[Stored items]
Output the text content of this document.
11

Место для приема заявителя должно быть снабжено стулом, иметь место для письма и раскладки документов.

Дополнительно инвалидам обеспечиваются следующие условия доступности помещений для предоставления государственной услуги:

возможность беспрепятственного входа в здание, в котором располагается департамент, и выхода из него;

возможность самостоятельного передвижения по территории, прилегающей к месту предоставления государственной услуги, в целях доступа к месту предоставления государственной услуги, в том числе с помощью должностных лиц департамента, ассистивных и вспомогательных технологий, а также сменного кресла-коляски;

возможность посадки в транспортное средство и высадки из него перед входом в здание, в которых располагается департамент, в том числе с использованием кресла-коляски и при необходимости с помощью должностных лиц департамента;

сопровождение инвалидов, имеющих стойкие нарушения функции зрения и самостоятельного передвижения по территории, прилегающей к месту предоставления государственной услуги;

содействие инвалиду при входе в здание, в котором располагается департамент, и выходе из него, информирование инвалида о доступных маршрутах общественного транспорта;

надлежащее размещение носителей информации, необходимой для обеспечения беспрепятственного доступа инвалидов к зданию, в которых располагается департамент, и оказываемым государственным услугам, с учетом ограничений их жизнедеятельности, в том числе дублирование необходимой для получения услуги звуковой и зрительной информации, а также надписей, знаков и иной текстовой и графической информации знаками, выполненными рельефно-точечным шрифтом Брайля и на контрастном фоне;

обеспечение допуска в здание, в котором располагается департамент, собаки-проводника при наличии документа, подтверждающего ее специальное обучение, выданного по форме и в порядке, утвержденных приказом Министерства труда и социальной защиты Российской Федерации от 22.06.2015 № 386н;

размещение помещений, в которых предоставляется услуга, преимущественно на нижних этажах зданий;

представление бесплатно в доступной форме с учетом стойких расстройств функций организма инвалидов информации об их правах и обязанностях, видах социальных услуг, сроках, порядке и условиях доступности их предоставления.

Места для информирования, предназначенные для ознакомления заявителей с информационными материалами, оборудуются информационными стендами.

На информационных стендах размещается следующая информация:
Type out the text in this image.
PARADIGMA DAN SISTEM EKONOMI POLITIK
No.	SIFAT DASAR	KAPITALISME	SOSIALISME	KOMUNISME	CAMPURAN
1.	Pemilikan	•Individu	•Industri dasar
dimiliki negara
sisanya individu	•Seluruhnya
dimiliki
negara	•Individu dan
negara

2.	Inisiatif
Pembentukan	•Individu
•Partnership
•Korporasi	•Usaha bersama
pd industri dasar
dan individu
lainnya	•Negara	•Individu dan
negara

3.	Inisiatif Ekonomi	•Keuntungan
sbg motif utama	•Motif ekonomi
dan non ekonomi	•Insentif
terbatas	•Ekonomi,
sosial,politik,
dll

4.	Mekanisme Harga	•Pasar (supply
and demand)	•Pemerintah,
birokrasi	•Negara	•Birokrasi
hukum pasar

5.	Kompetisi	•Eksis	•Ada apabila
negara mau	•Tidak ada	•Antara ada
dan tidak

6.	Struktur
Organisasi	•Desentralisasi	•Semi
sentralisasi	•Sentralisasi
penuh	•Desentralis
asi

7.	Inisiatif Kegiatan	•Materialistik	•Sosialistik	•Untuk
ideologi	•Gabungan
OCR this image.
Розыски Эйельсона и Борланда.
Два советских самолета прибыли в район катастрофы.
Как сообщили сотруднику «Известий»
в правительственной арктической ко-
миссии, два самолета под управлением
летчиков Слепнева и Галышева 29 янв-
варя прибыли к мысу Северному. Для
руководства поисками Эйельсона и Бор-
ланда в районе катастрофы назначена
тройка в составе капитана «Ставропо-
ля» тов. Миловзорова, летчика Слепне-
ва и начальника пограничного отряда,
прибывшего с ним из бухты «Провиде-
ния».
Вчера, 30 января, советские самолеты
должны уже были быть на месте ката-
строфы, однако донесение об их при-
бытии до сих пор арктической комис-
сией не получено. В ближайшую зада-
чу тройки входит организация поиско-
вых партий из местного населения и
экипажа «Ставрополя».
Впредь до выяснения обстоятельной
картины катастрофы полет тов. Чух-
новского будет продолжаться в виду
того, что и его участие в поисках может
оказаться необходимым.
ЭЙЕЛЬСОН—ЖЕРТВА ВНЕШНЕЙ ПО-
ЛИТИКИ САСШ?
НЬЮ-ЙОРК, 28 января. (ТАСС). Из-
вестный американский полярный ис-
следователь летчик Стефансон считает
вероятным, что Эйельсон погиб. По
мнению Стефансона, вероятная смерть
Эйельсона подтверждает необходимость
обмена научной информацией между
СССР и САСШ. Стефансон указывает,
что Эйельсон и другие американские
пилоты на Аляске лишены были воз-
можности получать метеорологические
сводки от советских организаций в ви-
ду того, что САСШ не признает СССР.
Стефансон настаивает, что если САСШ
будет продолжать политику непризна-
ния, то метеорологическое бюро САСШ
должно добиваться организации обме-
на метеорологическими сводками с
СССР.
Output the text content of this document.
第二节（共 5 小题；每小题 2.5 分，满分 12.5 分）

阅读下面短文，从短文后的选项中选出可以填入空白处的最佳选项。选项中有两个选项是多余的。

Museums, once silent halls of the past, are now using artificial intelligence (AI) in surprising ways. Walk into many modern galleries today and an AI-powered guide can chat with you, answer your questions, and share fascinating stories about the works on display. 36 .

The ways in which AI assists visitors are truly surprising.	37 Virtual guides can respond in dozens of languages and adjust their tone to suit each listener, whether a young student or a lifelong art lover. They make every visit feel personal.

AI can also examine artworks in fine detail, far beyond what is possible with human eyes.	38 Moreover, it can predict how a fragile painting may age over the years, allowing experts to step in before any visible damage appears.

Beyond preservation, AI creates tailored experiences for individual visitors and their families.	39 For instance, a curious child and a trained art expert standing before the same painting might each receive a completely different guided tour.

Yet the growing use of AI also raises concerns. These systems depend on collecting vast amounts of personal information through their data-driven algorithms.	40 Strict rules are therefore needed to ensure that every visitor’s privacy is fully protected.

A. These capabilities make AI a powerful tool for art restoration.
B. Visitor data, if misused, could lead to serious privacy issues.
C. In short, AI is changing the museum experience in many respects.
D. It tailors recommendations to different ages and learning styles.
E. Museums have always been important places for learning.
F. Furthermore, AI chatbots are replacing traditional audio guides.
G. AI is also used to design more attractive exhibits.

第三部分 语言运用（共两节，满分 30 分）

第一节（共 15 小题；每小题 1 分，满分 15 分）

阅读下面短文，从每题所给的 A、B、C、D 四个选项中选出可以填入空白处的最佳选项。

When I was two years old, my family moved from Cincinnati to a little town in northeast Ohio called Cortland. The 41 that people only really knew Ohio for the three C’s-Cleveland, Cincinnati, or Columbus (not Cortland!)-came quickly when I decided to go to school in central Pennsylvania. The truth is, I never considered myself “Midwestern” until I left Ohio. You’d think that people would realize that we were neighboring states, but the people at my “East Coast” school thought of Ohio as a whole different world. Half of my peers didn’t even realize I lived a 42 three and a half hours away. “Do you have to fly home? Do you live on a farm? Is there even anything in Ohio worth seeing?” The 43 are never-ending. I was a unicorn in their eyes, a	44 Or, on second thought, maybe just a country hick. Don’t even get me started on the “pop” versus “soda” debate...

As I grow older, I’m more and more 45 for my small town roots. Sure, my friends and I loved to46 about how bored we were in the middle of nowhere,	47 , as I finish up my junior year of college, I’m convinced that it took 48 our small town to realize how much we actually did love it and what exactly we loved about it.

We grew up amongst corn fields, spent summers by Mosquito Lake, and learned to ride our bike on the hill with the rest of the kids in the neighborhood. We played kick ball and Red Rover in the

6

#### Task details:
Copy whichever lines in the listing above contain the word "будет".

#### Completed exercise:
новского будет продолжаться в виду
будет продолжать политику непризна-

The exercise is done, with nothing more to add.